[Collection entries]

start

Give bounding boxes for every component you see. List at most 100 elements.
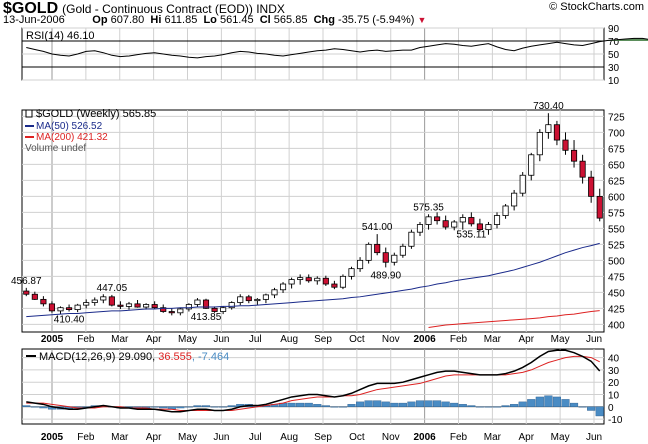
macd-histogram-bar	[578, 406, 587, 408]
candle-up	[185, 304, 192, 310]
macd-histogram-bar	[287, 402, 296, 407]
macd-signal-line	[26, 355, 600, 411]
candle-down	[442, 220, 449, 228]
x-tick-label-macd: 2006	[414, 432, 437, 443]
x-tick-label-macd: Nov	[382, 432, 400, 443]
candle-up	[262, 294, 269, 300]
x-tick-label-price: 2006	[414, 334, 437, 345]
quote-line: 13-Jun-2006 Op 607.80 Hi 611.85 Lo 561.4…	[3, 14, 426, 26]
high-label: Hi	[150, 14, 162, 26]
macd-histogram-bar	[356, 401, 365, 407]
macd-histogram-bar	[518, 401, 527, 407]
macd-histogram-bar	[587, 406, 596, 411]
symbol: $GOLD	[3, 0, 59, 17]
x-tick-label-macd: Jul	[249, 432, 262, 443]
candle-up	[143, 304, 150, 308]
candle-up	[100, 296, 107, 301]
price-annotation: 410.40	[54, 315, 85, 326]
price-annotation: 535.11	[456, 229, 486, 240]
candle-down	[168, 311, 175, 314]
candle-up	[425, 216, 432, 225]
x-tick-label-macd: May	[178, 432, 197, 443]
x-tick-label-price: Apr	[518, 334, 534, 345]
macd-histogram-bar	[184, 406, 193, 408]
candle-down	[322, 277, 329, 285]
candle-down	[331, 283, 338, 288]
macd-legend-signal: 36.555	[158, 351, 192, 363]
price-annotation: 541.00	[362, 222, 393, 233]
x-tick-label-price: Apr	[146, 334, 162, 345]
candle-down	[211, 307, 218, 312]
rsi-tick-label: 90	[608, 24, 620, 35]
open-value: 607.80	[110, 14, 145, 26]
candle-up	[220, 307, 227, 312]
x-tick-label-price: Jul	[249, 334, 262, 345]
candle-up	[271, 289, 278, 296]
candle-down	[31, 293, 38, 300]
candle-down	[66, 307, 73, 311]
macd-histogram-bar	[176, 406, 185, 409]
rsi-tick-label: 10	[608, 76, 620, 87]
x-tick-label-macd: Apr	[518, 432, 534, 443]
macd-histogram-bar	[467, 405, 476, 407]
candle-down	[579, 160, 586, 178]
candle-down	[40, 298, 47, 305]
macd-histogram-bar	[569, 402, 579, 407]
macd-tick-label: 0	[608, 403, 614, 414]
price-tick-label: 675	[608, 144, 625, 155]
candle-down	[562, 139, 569, 151]
candle-up	[237, 296, 244, 303]
rsi-tick-label: 50	[608, 50, 620, 61]
macd-histogram-bar	[373, 400, 382, 407]
candle-up	[314, 277, 321, 282]
macd-histogram-bar	[415, 400, 425, 407]
x-tick-label-macd: May	[551, 432, 570, 443]
candle-down	[202, 299, 210, 309]
macd-histogram-bar	[338, 406, 348, 408]
watermark: © StockCharts.com	[549, 1, 644, 13]
macd-histogram-bar	[193, 405, 202, 407]
change-value: -35.75 (-5.94%)	[338, 14, 415, 26]
candle-up	[228, 302, 235, 309]
macd-histogram-bar	[210, 406, 219, 408]
candle-up	[511, 192, 518, 207]
macd-panel-frame	[21, 348, 605, 425]
price-legend: $GOLD (Weekly) 565.85	[36, 108, 156, 120]
candle-up	[399, 245, 406, 256]
candle-up	[83, 302, 90, 306]
price-panel-frame	[21, 109, 605, 333]
x-tick-label-macd: Oct	[349, 432, 365, 443]
candle-up	[365, 243, 372, 261]
candle-down	[23, 290, 30, 295]
macd-tick-label: -10	[608, 415, 623, 426]
macd-histogram-bar	[39, 406, 48, 409]
high-value: 611.85	[164, 14, 198, 26]
price-tick-label: 550	[608, 224, 625, 235]
macd-histogram-bar	[159, 406, 168, 409]
candle-up	[357, 259, 364, 270]
macd-histogram-bar	[398, 402, 407, 407]
candle-up	[408, 231, 415, 247]
price-tick-label: 650	[608, 160, 625, 171]
price-tick-label: 450	[608, 288, 625, 299]
macd-histogram-bar	[347, 404, 356, 407]
rsi-tick-label: 70	[608, 37, 620, 48]
macd-tick-label: 10	[608, 390, 620, 401]
rsi-legend: RSI(14) 46.10	[26, 30, 94, 42]
candle-down	[476, 223, 483, 231]
x-tick-label-macd: 2005	[41, 432, 64, 443]
low-value: 561.45	[219, 14, 254, 26]
x-tick-label-price: Mar	[111, 334, 129, 345]
price-tick-label: 700	[608, 128, 625, 139]
macd-histogram-bar	[552, 396, 561, 407]
candle-up	[288, 279, 295, 285]
candle-down	[108, 296, 115, 306]
macd-histogram-bar	[424, 400, 433, 407]
x-tick-label-macd: Feb	[77, 432, 95, 443]
candle-down	[374, 243, 381, 254]
macd-histogram-bar	[296, 402, 305, 407]
volume-legend: Volume undef	[25, 143, 86, 154]
x-tick-label-price: Sep	[314, 334, 332, 345]
candle-up	[545, 124, 552, 133]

end

# [What is asked]
Copy the rows word for word, starting with the line that contains "406, 587, 408]" and going on through the line that contains "14, 162, 26]".

# [Response to this task]
macd-histogram-bar	[578, 406, 587, 408]
candle-up	[185, 304, 192, 310]
macd-histogram-bar	[287, 402, 296, 407]
macd-signal-line	[26, 355, 600, 411]
candle-down	[442, 220, 449, 228]
x-tick-label-macd: 2006	[414, 432, 437, 443]
x-tick-label-macd: Nov	[382, 432, 400, 443]
candle-up	[262, 294, 269, 300]
x-tick-label-price: 2006	[414, 334, 437, 345]
quote-line: 13-Jun-2006 Op 607.80 Hi 611.85 Lo 561.4…	[3, 14, 426, 26]
high-label: Hi	[150, 14, 162, 26]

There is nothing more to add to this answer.